§ **YOUR OBJECTIVE**:
Would you restate all the data that follows, word for word?

§ **TASK DATA**:
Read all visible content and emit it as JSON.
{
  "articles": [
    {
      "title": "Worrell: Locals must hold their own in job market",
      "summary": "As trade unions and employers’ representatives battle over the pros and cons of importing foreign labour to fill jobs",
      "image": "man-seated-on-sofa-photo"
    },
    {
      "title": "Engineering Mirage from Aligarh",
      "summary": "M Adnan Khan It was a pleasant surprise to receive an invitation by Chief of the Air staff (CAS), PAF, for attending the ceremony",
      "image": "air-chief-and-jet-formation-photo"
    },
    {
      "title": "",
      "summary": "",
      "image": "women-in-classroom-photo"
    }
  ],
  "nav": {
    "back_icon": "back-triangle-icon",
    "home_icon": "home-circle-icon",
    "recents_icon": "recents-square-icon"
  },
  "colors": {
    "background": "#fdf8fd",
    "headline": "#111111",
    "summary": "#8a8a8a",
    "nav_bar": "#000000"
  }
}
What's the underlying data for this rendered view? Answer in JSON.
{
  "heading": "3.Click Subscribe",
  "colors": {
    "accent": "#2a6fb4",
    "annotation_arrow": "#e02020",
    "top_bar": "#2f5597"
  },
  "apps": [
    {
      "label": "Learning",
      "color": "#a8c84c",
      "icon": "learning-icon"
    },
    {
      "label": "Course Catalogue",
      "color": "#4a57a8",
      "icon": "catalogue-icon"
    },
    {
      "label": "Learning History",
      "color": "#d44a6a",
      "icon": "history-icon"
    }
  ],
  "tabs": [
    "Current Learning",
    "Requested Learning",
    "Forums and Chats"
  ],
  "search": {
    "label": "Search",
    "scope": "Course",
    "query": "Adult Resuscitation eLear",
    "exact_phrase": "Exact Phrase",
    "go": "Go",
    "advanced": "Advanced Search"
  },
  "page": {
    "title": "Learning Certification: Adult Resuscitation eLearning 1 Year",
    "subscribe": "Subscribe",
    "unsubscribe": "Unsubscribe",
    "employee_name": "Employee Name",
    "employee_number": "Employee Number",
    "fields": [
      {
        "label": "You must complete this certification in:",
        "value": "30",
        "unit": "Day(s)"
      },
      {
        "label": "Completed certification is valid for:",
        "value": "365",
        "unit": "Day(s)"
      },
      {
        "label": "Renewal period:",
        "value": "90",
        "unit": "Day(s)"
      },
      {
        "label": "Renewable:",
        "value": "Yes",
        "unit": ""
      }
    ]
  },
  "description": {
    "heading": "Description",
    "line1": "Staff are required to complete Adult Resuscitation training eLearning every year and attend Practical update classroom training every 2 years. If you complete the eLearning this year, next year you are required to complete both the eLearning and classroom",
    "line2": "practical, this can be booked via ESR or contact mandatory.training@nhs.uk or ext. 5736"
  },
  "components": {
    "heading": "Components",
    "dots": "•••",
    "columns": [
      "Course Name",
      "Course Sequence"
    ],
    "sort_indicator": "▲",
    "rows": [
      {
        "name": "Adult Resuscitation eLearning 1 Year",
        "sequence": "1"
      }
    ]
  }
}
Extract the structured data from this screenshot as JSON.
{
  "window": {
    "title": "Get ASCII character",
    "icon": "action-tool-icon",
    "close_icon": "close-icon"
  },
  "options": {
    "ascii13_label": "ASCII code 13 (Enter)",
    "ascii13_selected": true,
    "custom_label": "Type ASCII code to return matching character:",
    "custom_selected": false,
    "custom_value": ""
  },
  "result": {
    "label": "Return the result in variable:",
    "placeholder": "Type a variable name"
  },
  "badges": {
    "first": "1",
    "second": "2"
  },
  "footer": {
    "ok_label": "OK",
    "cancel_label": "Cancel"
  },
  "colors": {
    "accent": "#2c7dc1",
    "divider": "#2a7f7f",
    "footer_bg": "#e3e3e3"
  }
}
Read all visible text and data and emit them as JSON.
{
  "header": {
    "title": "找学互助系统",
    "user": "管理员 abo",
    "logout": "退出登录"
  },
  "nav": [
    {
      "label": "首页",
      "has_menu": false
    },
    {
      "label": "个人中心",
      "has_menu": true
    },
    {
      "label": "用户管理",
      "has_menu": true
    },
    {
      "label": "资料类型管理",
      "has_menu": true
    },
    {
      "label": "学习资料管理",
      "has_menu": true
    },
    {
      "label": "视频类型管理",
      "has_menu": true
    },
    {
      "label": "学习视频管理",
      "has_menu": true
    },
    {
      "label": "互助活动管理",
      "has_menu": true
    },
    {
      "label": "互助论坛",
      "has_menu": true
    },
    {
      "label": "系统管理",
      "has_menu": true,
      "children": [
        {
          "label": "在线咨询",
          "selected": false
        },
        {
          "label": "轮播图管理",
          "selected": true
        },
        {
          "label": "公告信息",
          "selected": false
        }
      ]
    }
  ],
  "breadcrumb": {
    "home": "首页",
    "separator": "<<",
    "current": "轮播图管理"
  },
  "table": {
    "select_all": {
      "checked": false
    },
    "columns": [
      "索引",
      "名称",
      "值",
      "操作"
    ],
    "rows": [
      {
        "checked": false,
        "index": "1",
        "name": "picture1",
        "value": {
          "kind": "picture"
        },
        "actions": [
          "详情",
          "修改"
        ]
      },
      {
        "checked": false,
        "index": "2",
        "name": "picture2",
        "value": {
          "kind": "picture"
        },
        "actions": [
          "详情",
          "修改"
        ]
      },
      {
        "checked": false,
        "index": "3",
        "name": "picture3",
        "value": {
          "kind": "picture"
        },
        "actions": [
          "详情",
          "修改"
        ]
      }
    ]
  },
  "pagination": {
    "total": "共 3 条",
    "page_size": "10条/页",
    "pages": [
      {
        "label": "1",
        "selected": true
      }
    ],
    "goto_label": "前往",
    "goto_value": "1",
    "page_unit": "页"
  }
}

§ **EXERCISE OUTPUT**:
Read all visible content and emit it as JSON.
{
  "articles": [
    {
      "title": "Worrell: Locals must hold their own in job market",
      "summary": "As trade unions and employers’ representatives battle over the pros and cons of importing foreign labour to fill jobs",
      "image": "man-seated-on-sofa-photo"
    },
    {
      "title": "Engineering Mirage from Aligarh",
      "summary": "M Adnan Khan It was a pleasant surprise to receive an invitation by Chief of the Air staff (CAS), PAF, for attending the ceremony",
      "image": "air-chief-and-jet-formation-photo"
    },
    {
      "title": "",
      "summary": "",
      "image": "women-in-classroom-photo"
    }
  ],
  "nav": {
    "back_icon": "back-triangle-icon",
    "home_icon": "home-circle-icon",
    "recents_icon": "recents-square-icon"
  },
  "colors": {
    "background": "#fdf8fd",
    "headline": "#111111",
    "summary": "#8a8a8a",
    "nav_bar": "#000000"
  }
}
What's the underlying data for this rendered view? Answer in JSON.
{
  "heading": "3.Click Subscribe",
  "colors": {
    "accent": "#2a6fb4",
    "annotation_arrow": "#e02020",
    "top_bar": "#2f5597"
  },
  "apps": [
    {
      "label": "Learning",
      "color": "#a8c84c",
      "icon": "learning-icon"
    },
    {
      "label": "Course Catalogue",
      "color": "#4a57a8",
      "icon": "catalogue-icon"
    },
    {
      "label": "Learning History",
      "color": "#d44a6a",
      "icon": "history-icon"
    }
  ],
  "tabs": [
    "Current Learning",
    "Requested Learning",
    "Forums and Chats"
  ],
  "search": {
    "label": "Search",
    "scope": "Course",
    "query": "Adult Resuscitation eLear",
    "exact_phrase": "Exact Phrase",
    "go": "Go",
    "advanced": "Advanced Search"
  },
  "page": {
    "title": "Learning Certification: Adult Resuscitation eLearning 1 Year",
    "subscribe": "Subscribe",
    "unsubscribe": "Unsubscribe",
    "employee_name": "Employee Name",
    "employee_number": "Employee Number",
    "fields": [
      {
        "label": "You must complete this certification in:",
        "value": "30",
        "unit": "Day(s)"
      },
      {
        "label": "Completed certification is valid for:",
        "value": "365",
        "unit": "Day(s)"
      },
      {
        "label": "Renewal period:",
        "value": "90",
        "unit": "Day(s)"
      },
      {
        "label": "Renewable:",
        "value": "Yes",
        "unit": ""
      }
    ]
  },
  "description": {
    "heading": "Description",
    "line1": "Staff are required to complete Adult Resuscitation training eLearning every year and attend Practical update classroom training every 2 years. If you complete the eLearning this year, next year you are required to complete both the eLearning and classroom",
    "line2": "practical, this can be booked via ESR or contact mandatory.training@nhs.uk or ext. 5736"
  },
  "components": {
    "heading": "Components",
    "dots": "•••",
    "columns": [
      "Course Name",
      "Course Sequence"
    ],
    "sort_indicator": "▲",
    "rows": [
      {
        "name": "Adult Resuscitation eLearning 1 Year",
        "sequence": "1"
      }
    ]
  }
}
Extract the structured data from this screenshot as JSON.
{
  "window": {
    "title": "Get ASCII character",
    "icon": "action-tool-icon",
    "close_icon": "close-icon"
  },
  "options": {
    "ascii13_label": "ASCII code 13 (Enter)",
    "ascii13_selected": true,
    "custom_label": "Type ASCII code to return matching character:",
    "custom_selected": false,
    "custom_value": ""
  },
  "result": {
    "label": "Return the result in variable:",
    "placeholder": "Type a variable name"
  },
  "badges": {
    "first": "1",
    "second": "2"
  },
  "footer": {
    "ok_label": "OK",
    "cancel_label": "Cancel"
  },
  "colors": {
    "accent": "#2c7dc1",
    "divider": "#2a7f7f",
    "footer_bg": "#e3e3e3"
  }
}
Read all visible text and data and emit them as JSON.
{
  "header": {
    "title": "找学互助系统",
    "user": "管理员 abo",
    "logout": "退出登录"
  },
  "nav": [
    {
      "label": "首页",
      "has_menu": false
    },
    {
      "label": "个人中心",
      "has_menu": true
    },
    {
      "label": "用户管理",
      "has_menu": true
    },
    {
      "label": "资料类型管理",
      "has_menu": true
    },
    {
      "label": "学习资料管理",
      "has_menu": true
    },
    {
      "label": "视频类型管理",
      "has_menu": true
    },
    {
      "label": "学习视频管理",
      "has_menu": true
    },
    {
      "label": "互助活动管理",
      "has_menu": true
    },
    {
      "label": "互助论坛",
      "has_menu": true
    },
    {
      "label": "系统管理",
      "has_menu": true,
      "children": [
        {
          "label": "在线咨询",
          "selected": false
        },
        {
          "label": "轮播图管理",
          "selected": true
        },
        {
          "label": "公告信息",
          "selected": false
        }
      ]
    }
  ],
  "breadcrumb": {
    "home": "首页",
    "separator": "<<",
    "current": "轮播图管理"
  },
  "table": {
    "select_all": {
      "checked": false
    },
    "columns": [
      "索引",
      "名称",
      "值",
      "操作"
    ],
    "rows": [
      {
        "checked": false,
        "index": "1",
        "name": "picture1",
        "value": {
          "kind": "picture"
        },
        "actions": [
          "详情",
          "修改"
        ]
      },
      {
        "checked": false,
        "index": "2",
        "name": "picture2",
        "value": {
          "kind": "picture"
        },
        "actions": [
          "详情",
          "修改"
        ]
      },
      {
        "checked": false,
        "index": "3",
        "name": "picture3",
        "value": {
          "kind": "picture"
        },
        "actions": [
          "详情",
          "修改"
        ]
      }
    ]
  },
  "pagination": {
    "total": "共 3 条",
    "page_size": "10条/页",
    "pages": [
      {
        "label": "1",
        "selected": true
      }
    ],
    "goto_label": "前往",
    "goto_value": "1",
    "page_unit": "页"
  }
}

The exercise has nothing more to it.